DO THIS
All entries must be repeated exactly; do not include the pictures.

##### GIVEN DATA #####

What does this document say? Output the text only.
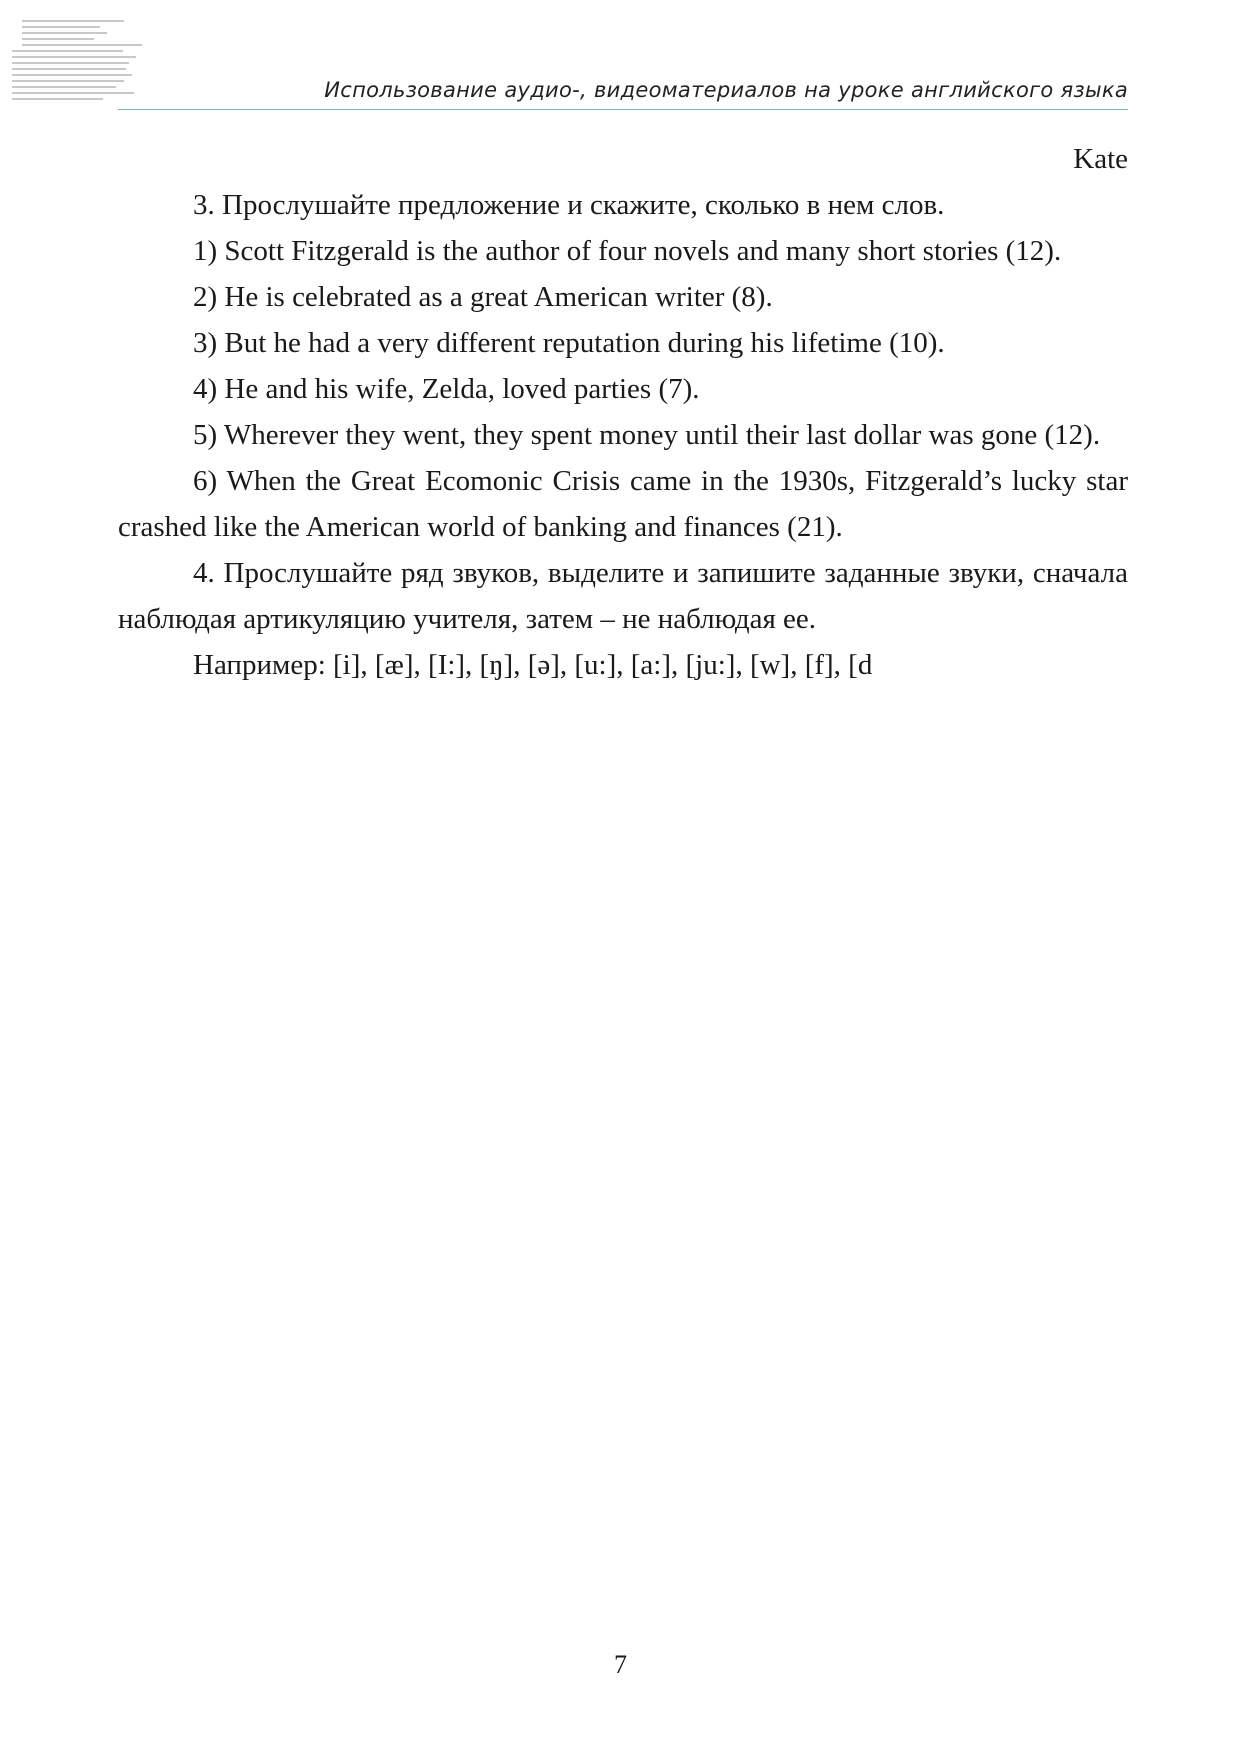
Использование аудио-, видеоматериалов на уроке английского языка

Kate

3. Прослушайте предложение и скажите, сколько в нем слов.

1) Scott Fitzgerald is the author of four novels and many short stories (12).

2) He is celebrated as a great American writer (8).

3) But he had a very different reputation during his lifetime (10).

4) He and his wife, Zelda, loved parties (7).

5) Wherever they went, they spent money until their last dollar was gone (12).

6) When the Great Ecomonic Crisis came in the 1930s, Fitzgerald’s lucky star crashed like the American world of banking and finances (21).

4. Прослушайте ряд звуков, выделите и запишите заданные звуки, сначала наблюдая артикуляцию учителя, затем – не наблюдая ее.

Например: [i], [æ], [I:], [ŋ], [ə], [u:], [a:], [ju:], [w], [f], [d

7
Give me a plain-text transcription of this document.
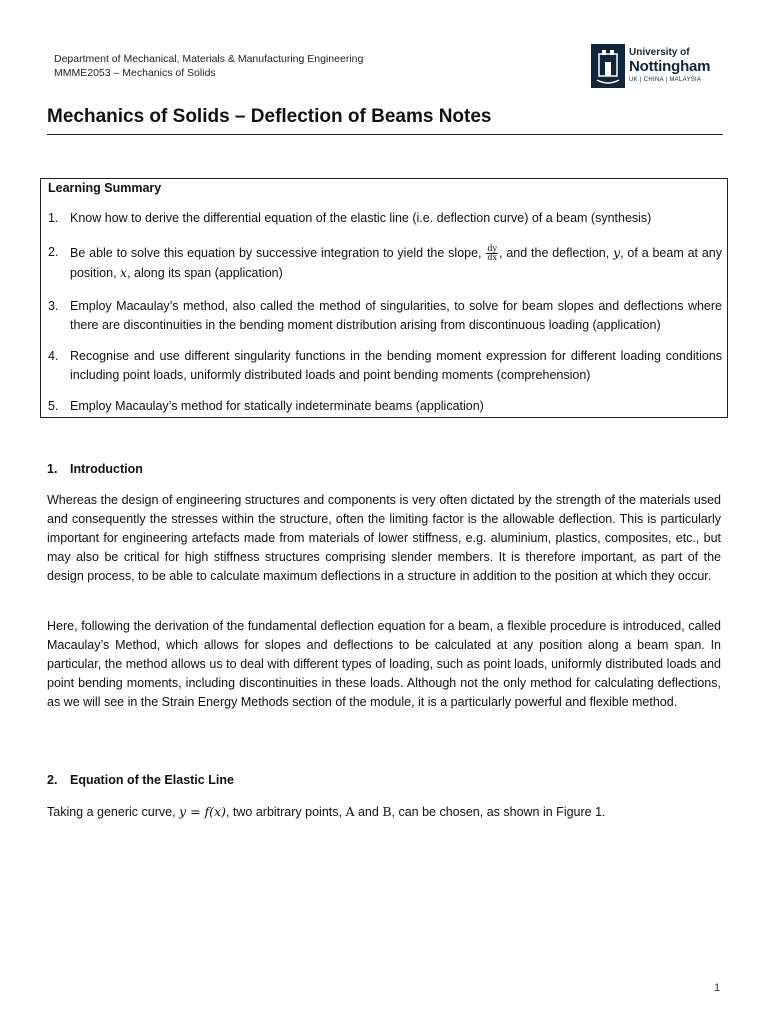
Department of Mechanical, Materials & Manufacturing Engineering
MMME2053 – Mechanics of Solids
University of
Nottingham
UK | CHINA | MALAYSIA
Mechanics of Solids – Deflection of Beams Notes
Learning Summary
1. Know how to derive the differential equation of the elastic line (i.e. deflection curve) of a beam (synthesis)
2. Be able to solve this equation by successive integration to yield the slope, $\frac{dy}{dx}$ , and the deflection, y, of a beam at any position, x, along its span (application)
3. Employ Macaulay’s method, also called the method of singularities, to solve for beam slopes and deflections where there are discontinuities in the bending moment distribution arising from discontinuous loading (application)
4. Recognise and use different singularity functions in the bending moment expression for different loading conditions including point loads, uniformly distributed loads and point bending moments (comprehension)
5. Employ Macaulay’s method for statically indeterminate beams (application)
1. Introduction
Whereas the design of engineering structures and components is very often dictated by the strength of the materials used and consequently the stresses within the structure, often the limiting factor is the allowable deflection. This is particularly important for engineering artefacts made from materials of lower stiffness, e.g. aluminium, plastics, composites, etc., but may also be critical for high stiffness structures comprising slender members. It is therefore important, as part of the design process, to be able to calculate maximum deflections in a structure in addition to the position at which they occur.
Here, following the derivation of the fundamental deflection equation for a beam, a flexible procedure is introduced, called Macaulay’s Method, which allows for slopes and deflections to be calculated at any position along a beam span. In particular, the method allows us to deal with different types of loading, such as point loads, uniformly distributed loads and point bending moments, including discontinuities in these loads. Although not the only method for calculating deflections, as we will see in the Strain Energy Methods section of the module, it is a particularly powerful and flexible method.
2. Equation of the Elastic Line
Taking a generic curve, y = f(x), two arbitrary points, A and B, can be chosen, as shown in Figure 1.
1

#####

WRITTEN SOLUTION
What does this document say? Output the text only.
Использование аудио-, видеоматериалов на уроке английского языка

Kate

3. Прослушайте предложение и скажите, сколько в нем слов.

1) Scott Fitzgerald is the author of four novels and many short stories (12).

2) He is celebrated as a great American writer (8).

3) But he had a very different reputation during his lifetime (10).

4) He and his wife, Zelda, loved parties (7).

5) Wherever they went, they spent money until their last dollar was gone (12).

6) When the Great Ecomonic Crisis came in the 1930s, Fitzgerald’s lucky star crashed like the American world of banking and finances (21).

4. Прослушайте ряд звуков, выделите и запишите заданные звуки, сначала наблюдая артикуляцию учителя, затем – не наблюдая ее.

Например: [i], [æ], [I:], [ŋ], [ə], [u:], [a:], [ju:], [w], [f], [d

7
Give me a plain-text transcription of this document.
Department of Mechanical, Materials & Manufacturing Engineering
MMME2053 – Mechanics of Solids
University of
Nottingham
UK | CHINA | MALAYSIA
Mechanics of Solids – Deflection of Beams Notes
Learning Summary
1. Know how to derive the differential equation of the elastic line (i.e. deflection curve) of a beam (synthesis)
2. Be able to solve this equation by successive integration to yield the slope, $\frac{dy}{dx}$ , and the deflection, y, of a beam at any position, x, along its span (application)
3. Employ Macaulay’s method, also called the method of singularities, to solve for beam slopes and deflections where there are discontinuities in the bending moment distribution arising from discontinuous loading (application)
4. Recognise and use different singularity functions in the bending moment expression for different loading conditions including point loads, uniformly distributed loads and point bending moments (comprehension)
5. Employ Macaulay’s method for statically indeterminate beams (application)
1. Introduction
Whereas the design of engineering structures and components is very often dictated by the strength of the materials used and consequently the stresses within the structure, often the limiting factor is the allowable deflection. This is particularly important for engineering artefacts made from materials of lower stiffness, e.g. aluminium, plastics, composites, etc., but may also be critical for high stiffness structures comprising slender members. It is therefore important, as part of the design process, to be able to calculate maximum deflections in a structure in addition to the position at which they occur.
Here, following the derivation of the fundamental deflection equation for a beam, a flexible procedure is introduced, called Macaulay’s Method, which allows for slopes and deflections to be calculated at any position along a beam span. In particular, the method allows us to deal with different types of loading, such as point loads, uniformly distributed loads and point bending moments, including discontinuities in these loads. Although not the only method for calculating deflections, as we will see in the Strain Energy Methods section of the module, it is a particularly powerful and flexible method.
2. Equation of the Elastic Line
Taking a generic curve, y = f(x), two arbitrary points, A and B, can be chosen, as shown in Figure 1.
1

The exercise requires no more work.